[SUPPLIED DATA]:
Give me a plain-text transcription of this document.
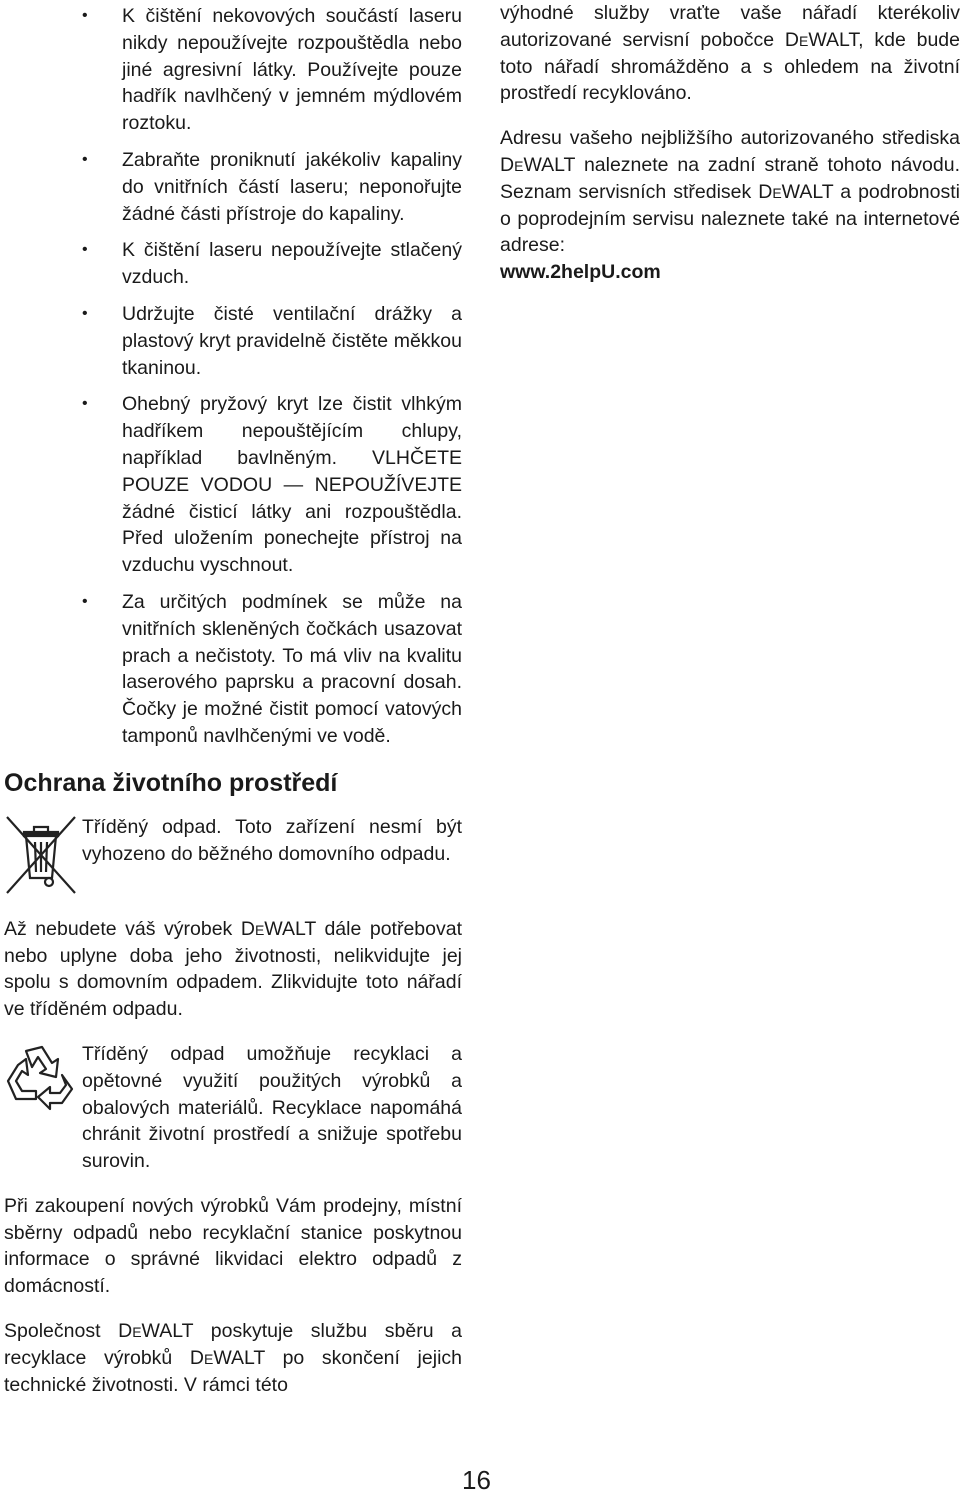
• K čištění nekovových součástí laseru nikdy nepoužívejte rozpouštědla nebo jiné agresivní látky. Používejte pouze hadřík navlhčený v jemném mýdlovém roztoku.
• Zabraňte proniknutí jakékoliv kapaliny do vnitřních částí laseru; neponořujte žádné části přístroje do kapaliny.
• K čištění laseru nepoužívejte stlačený vzduch.
• Udržujte čisté ventilační drážky a plastový kryt pravidelně čistěte měkkou tkaninou.
• Ohebný pryžový kryt lze čistit vlhkým hadříkem nepouštějícím chlupy, například bavlněným. VLHČETE POUZE VODOU — NEPOUŽÍVEJTE žádné čisticí látky ani rozpouštědla. Před uložením ponechejte přístroj na vzduchu vyschnout.
• Za určitých podmínek se může na vnitřních skleněných čočkách usazovat prach a nečistoty. To má vliv na kvalitu laserového paprsku a pracovní dosah. Čočky je možné čistit pomocí vatových tamponů navlhčenými ve vodě.
Ochrana životního prostředí

Tříděný odpad. Toto zařízení nesmí být vyhozeno do běžného domovního odpadu.

Až nebudete váš výrobek DeWALT dále potřebovat nebo uplyne doba jeho životnosti, nelikvidujte jej spolu s domovním odpadem. Zlikvidujte toto nářadí ve tříděném odpadu.

Tříděný odpad umožňuje recyklaci a opětovné využití použitých výrobků a obalových materiálů. Recyklace napomáhá chránit životní prostředí a snižuje spotřebu surovin.

Při zakoupení nových výrobků Vám prodejny, místní sběrny odpadů nebo recyklační stanice poskytnou informace o správné likvidaci elektro odpadů z domácností.

Společnost DeWALT poskytuje službu sběru a recyklace výrobků DeWALT po skončení jejich technické životnosti. V rámci této

výhodné služby vraťte vaše nářadí kterékoliv autorizované servisní pobočce DeWALT, kde bude toto nářadí shromážděno a s ohledem na životní prostředí recyklováno.

Adresu vašeho nejbližšího autorizovaného střediska DeWALT naleznete na zadní straně tohoto návodu. Seznam servisních středisek DeWALT a podrobnosti o poprodejním servisu naleznete také na internetové adrese:
www.2helpU.com

16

[INSTRUCTIONS TO FOLLOW]: Leave out the pictures and output every record above precisely as given.

[WRITTEN RESPONSE]:
Give me a plain-text transcription of this document.
• K čištění nekovových součástí laseru nikdy nepoužívejte rozpouštědla nebo jiné agresivní látky. Používejte pouze hadřík navlhčený v jemném mýdlovém roztoku.
• Zabraňte proniknutí jakékoliv kapaliny do vnitřních částí laseru; neponořujte žádné části přístroje do kapaliny.
• K čištění laseru nepoužívejte stlačený vzduch.
• Udržujte čisté ventilační drážky a plastový kryt pravidelně čistěte měkkou tkaninou.
• Ohebný pryžový kryt lze čistit vlhkým hadříkem nepouštějícím chlupy, například bavlněným. VLHČETE POUZE VODOU — NEPOUŽÍVEJTE žádné čisticí látky ani rozpouštědla. Před uložením ponechejte přístroj na vzduchu vyschnout.
• Za určitých podmínek se může na vnitřních skleněných čočkách usazovat prach a nečistoty. To má vliv na kvalitu laserového paprsku a pracovní dosah. Čočky je možné čistit pomocí vatových tamponů navlhčenými ve vodě.
Ochrana životního prostředí

Tříděný odpad. Toto zařízení nesmí být vyhozeno do běžného domovního odpadu.

Až nebudete váš výrobek DeWALT dále potřebovat nebo uplyne doba jeho životnosti, nelikvidujte jej spolu s domovním odpadem. Zlikvidujte toto nářadí ve tříděném odpadu.

Tříděný odpad umožňuje recyklaci a opětovné využití použitých výrobků a obalových materiálů. Recyklace napomáhá chránit životní prostředí a snižuje spotřebu surovin.

Při zakoupení nových výrobků Vám prodejny, místní sběrny odpadů nebo recyklační stanice poskytnou informace o správné likvidaci elektro odpadů z domácností.

Společnost DeWALT poskytuje službu sběru a recyklace výrobků DeWALT po skončení jejich technické životnosti. V rámci této

výhodné služby vraťte vaše nářadí kterékoliv autorizované servisní pobočce DeWALT, kde bude toto nářadí shromážděno a s ohledem na životní prostředí recyklováno.

Adresu vašeho nejbližšího autorizovaného střediska DeWALT naleznete na zadní straně tohoto návodu. Seznam servisních středisek DeWALT a podrobnosti o poprodejním servisu naleznete také na internetové adrese:
www.2helpU.com

16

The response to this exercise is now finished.